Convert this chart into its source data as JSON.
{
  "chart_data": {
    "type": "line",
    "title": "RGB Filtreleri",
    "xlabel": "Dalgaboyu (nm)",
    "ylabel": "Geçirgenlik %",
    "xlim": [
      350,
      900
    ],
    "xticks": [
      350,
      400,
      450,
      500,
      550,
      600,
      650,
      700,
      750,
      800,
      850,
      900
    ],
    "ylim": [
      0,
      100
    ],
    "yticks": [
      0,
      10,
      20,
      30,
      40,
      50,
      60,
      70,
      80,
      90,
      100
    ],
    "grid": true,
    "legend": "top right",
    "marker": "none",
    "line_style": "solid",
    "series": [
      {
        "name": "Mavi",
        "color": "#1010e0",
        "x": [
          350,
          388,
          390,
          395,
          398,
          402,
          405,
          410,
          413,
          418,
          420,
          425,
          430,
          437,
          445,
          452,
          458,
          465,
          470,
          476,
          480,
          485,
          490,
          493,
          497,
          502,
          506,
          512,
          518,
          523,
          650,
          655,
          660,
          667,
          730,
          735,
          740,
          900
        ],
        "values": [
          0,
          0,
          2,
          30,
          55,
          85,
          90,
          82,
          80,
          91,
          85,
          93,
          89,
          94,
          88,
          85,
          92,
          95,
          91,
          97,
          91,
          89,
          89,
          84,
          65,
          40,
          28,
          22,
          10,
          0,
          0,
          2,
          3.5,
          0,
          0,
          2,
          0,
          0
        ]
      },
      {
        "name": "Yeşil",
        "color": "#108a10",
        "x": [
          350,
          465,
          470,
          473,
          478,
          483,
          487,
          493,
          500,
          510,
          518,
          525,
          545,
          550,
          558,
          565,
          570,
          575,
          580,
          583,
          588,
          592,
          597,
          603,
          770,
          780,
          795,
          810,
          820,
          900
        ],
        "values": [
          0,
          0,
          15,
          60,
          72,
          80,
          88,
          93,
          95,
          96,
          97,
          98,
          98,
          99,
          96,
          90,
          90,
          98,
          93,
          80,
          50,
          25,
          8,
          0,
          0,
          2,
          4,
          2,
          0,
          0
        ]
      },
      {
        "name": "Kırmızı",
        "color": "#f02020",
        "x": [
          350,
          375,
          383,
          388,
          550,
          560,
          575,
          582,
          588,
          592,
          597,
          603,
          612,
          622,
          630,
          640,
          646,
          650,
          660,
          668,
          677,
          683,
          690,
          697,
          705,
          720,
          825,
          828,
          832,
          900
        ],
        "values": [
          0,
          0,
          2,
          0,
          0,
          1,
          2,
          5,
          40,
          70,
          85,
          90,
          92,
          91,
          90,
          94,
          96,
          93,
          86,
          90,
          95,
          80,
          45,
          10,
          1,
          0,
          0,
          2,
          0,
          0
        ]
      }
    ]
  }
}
-- -- --
Instruction> In this exercise, repeat all entries exactly.

Output of the exercise>
Convert this chart into its source data as JSON.
{
  "chart_data": {
    "type": "line",
    "title": "RGB Filtreleri",
    "xlabel": "Dalgaboyu (nm)",
    "ylabel": "Geçirgenlik %",
    "xlim": [
      350,
      900
    ],
    "xticks": [
      350,
      400,
      450,
      500,
      550,
      600,
      650,
      700,
      750,
      800,
      850,
      900
    ],
    "ylim": [
      0,
      100
    ],
    "yticks": [
      0,
      10,
      20,
      30,
      40,
      50,
      60,
      70,
      80,
      90,
      100
    ],
    "grid": true,
    "legend": "top right",
    "marker": "none",
    "line_style": "solid",
    "series": [
      {
        "name": "Mavi",
        "color": "#1010e0",
        "x": [
          350,
          388,
          390,
          395,
          398,
          402,
          405,
          410,
          413,
          418,
          420,
          425,
          430,
          437,
          445,
          452,
          458,
          465,
          470,
          476,
          480,
          485,
          490,
          493,
          497,
          502,
          506,
          512,
          518,
          523,
          650,
          655,
          660,
          667,
          730,
          735,
          740,
          900
        ],
        "values": [
          0,
          0,
          2,
          30,
          55,
          85,
          90,
          82,
          80,
          91,
          85,
          93,
          89,
          94,
          88,
          85,
          92,
          95,
          91,
          97,
          91,
          89,
          89,
          84,
          65,
          40,
          28,
          22,
          10,
          0,
          0,
          2,
          3.5,
          0,
          0,
          2,
          0,
          0
        ]
      },
      {
        "name": "Yeşil",
        "color": "#108a10",
        "x": [
          350,
          465,
          470,
          473,
          478,
          483,
          487,
          493,
          500,
          510,
          518,
          525,
          545,
          550,
          558,
          565,
          570,
          575,
          580,
          583,
          588,
          592,
          597,
          603,
          770,
          780,
          795,
          810,
          820,
          900
        ],
        "values": [
          0,
          0,
          15,
          60,
          72,
          80,
          88,
          93,
          95,
          96,
          97,
          98,
          98,
          99,
          96,
          90,
          90,
          98,
          93,
          80,
          50,
          25,
          8,
          0,
          0,
          2,
          4,
          2,
          0,
          0
        ]
      },
      {
        "name": "Kırmızı",
        "color": "#f02020",
        "x": [
          350,
          375,
          383,
          388,
          550,
          560,
          575,
          582,
          588,
          592,
          597,
          603,
          612,
          622,
          630,
          640,
          646,
          650,
          660,
          668,
          677,
          683,
          690,
          697,
          705,
          720,
          825,
          828,
          832,
          900
        ],
        "values": [
          0,
          0,
          2,
          0,
          0,
          1,
          2,
          5,
          40,
          70,
          85,
          90,
          92,
          91,
          90,
          94,
          96,
          93,
          86,
          90,
          95,
          80,
          45,
          10,
          1,
          0,
          0,
          2,
          0,
          0
        ]
      }
    ]
  }
}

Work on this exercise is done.